**WHAT IS NEEDED**
Only a number is wanted: how many lines in the records below contain "more"?

(Data entries)
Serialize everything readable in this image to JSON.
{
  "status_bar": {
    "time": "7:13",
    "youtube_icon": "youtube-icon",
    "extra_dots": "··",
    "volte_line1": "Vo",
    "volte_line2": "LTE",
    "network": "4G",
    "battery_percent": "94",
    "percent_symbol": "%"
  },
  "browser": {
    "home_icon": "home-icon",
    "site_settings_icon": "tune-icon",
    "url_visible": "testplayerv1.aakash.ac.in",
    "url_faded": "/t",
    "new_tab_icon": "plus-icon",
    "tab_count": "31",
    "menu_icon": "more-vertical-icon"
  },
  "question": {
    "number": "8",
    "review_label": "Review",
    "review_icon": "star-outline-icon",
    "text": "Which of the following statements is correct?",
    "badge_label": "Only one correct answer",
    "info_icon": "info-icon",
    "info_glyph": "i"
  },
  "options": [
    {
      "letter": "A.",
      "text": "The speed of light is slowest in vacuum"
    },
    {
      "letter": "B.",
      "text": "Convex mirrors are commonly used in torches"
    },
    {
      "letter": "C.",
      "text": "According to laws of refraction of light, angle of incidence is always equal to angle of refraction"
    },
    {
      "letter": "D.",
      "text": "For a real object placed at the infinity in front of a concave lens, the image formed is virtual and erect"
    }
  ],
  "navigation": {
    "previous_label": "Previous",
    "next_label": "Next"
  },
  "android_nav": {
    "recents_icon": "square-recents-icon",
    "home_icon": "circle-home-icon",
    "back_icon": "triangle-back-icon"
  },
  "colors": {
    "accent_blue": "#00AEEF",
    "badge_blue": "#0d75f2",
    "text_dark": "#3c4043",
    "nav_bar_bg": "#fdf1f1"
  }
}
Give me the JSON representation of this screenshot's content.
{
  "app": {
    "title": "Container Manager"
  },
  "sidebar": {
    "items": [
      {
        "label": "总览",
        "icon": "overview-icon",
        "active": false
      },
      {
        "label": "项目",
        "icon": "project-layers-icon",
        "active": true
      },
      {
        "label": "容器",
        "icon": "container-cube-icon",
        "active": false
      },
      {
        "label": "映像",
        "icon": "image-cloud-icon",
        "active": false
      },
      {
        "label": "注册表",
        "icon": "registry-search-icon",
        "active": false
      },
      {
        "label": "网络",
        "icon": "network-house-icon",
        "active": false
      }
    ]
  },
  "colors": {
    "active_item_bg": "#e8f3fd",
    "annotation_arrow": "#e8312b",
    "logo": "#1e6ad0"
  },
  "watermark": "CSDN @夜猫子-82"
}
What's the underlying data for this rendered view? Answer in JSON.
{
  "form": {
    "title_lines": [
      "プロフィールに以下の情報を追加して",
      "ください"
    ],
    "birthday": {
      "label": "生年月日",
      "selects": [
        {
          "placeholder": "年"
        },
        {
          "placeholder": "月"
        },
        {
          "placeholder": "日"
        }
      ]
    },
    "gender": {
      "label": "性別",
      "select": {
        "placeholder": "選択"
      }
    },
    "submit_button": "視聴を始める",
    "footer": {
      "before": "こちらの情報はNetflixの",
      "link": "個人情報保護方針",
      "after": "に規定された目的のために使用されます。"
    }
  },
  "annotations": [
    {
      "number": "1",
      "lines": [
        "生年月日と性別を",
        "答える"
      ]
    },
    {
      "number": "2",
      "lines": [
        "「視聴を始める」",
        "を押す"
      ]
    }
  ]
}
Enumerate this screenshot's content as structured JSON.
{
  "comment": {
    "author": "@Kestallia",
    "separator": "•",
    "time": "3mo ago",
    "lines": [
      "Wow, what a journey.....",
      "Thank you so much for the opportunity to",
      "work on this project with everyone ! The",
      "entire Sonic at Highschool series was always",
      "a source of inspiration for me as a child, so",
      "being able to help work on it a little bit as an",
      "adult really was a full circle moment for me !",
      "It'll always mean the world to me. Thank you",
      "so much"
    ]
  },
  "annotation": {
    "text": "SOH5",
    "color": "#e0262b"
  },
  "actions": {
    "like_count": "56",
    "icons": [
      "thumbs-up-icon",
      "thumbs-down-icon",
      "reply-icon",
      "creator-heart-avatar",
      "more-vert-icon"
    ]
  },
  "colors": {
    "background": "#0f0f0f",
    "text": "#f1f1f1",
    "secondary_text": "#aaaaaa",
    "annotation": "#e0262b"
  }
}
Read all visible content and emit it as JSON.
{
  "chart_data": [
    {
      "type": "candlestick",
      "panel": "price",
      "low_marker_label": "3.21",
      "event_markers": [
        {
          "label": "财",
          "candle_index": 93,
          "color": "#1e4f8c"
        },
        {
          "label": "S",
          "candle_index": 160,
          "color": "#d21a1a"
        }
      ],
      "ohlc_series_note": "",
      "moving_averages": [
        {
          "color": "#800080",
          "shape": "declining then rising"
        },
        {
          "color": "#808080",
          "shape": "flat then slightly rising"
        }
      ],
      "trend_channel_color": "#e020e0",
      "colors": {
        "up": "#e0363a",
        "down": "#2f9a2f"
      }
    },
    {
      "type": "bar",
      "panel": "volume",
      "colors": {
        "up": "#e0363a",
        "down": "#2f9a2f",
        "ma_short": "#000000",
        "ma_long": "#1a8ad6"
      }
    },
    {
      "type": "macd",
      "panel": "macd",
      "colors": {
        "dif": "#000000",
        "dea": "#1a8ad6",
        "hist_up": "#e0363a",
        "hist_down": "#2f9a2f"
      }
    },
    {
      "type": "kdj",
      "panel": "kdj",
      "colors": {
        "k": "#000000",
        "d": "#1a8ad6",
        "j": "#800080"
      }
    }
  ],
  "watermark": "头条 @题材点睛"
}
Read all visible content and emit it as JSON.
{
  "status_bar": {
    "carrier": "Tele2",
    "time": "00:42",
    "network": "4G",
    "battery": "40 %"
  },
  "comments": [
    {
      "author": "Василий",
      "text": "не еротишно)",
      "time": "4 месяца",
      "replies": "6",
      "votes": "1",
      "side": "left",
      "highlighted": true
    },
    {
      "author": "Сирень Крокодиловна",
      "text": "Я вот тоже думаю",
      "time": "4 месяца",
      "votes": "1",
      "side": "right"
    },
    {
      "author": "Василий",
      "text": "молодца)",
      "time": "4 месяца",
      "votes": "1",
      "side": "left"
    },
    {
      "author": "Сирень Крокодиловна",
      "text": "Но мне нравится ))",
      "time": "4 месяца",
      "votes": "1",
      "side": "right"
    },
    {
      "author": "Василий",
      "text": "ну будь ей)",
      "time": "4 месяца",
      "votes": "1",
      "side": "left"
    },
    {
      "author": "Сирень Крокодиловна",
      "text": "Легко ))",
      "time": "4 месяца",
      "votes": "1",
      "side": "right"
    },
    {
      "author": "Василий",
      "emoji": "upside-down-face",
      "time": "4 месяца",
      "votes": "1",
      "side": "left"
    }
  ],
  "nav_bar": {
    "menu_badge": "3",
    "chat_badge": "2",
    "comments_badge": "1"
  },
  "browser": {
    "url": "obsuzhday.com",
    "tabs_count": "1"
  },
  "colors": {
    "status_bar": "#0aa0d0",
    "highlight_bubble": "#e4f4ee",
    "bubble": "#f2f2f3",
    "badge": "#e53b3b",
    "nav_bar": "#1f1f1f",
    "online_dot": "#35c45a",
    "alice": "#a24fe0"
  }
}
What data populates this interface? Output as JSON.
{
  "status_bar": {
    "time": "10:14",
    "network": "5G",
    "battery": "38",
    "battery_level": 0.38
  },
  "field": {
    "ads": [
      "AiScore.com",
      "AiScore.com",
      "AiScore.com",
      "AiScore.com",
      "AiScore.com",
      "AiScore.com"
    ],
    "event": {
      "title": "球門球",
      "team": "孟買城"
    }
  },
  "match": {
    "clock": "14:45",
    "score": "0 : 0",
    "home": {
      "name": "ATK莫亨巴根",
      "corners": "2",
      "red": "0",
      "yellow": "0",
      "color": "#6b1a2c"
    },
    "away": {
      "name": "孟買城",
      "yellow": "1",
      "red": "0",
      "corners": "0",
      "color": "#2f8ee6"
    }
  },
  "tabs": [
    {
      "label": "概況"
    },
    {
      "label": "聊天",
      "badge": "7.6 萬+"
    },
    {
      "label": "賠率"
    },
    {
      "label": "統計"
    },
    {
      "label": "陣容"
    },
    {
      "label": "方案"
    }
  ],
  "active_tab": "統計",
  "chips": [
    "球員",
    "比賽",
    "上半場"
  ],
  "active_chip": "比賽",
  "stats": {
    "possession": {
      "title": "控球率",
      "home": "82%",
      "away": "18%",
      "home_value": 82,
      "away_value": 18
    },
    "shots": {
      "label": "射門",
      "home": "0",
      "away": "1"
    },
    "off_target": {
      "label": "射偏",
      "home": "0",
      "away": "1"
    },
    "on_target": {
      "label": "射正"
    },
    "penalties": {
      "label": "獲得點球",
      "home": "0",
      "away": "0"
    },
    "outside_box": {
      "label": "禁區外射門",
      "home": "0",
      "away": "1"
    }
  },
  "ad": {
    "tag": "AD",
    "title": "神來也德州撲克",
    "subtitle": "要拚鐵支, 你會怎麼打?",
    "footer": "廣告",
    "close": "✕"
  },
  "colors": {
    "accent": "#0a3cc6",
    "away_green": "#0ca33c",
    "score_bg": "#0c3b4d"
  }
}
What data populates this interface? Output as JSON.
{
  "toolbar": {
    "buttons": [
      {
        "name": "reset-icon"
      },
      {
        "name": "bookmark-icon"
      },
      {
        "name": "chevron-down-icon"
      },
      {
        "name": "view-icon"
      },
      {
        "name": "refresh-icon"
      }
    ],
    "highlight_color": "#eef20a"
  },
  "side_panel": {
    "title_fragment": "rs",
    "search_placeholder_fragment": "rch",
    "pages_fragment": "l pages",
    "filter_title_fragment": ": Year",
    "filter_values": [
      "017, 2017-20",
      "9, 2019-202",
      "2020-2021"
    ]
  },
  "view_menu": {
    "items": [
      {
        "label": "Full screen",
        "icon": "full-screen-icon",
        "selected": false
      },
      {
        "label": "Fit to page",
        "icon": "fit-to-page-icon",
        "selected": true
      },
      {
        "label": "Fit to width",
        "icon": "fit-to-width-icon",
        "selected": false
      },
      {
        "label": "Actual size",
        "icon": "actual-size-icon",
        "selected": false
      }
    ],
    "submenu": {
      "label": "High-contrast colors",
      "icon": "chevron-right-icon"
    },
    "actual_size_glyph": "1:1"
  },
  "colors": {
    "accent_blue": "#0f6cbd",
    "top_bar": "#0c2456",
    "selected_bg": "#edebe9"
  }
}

**COMPLETE ANSWER**
2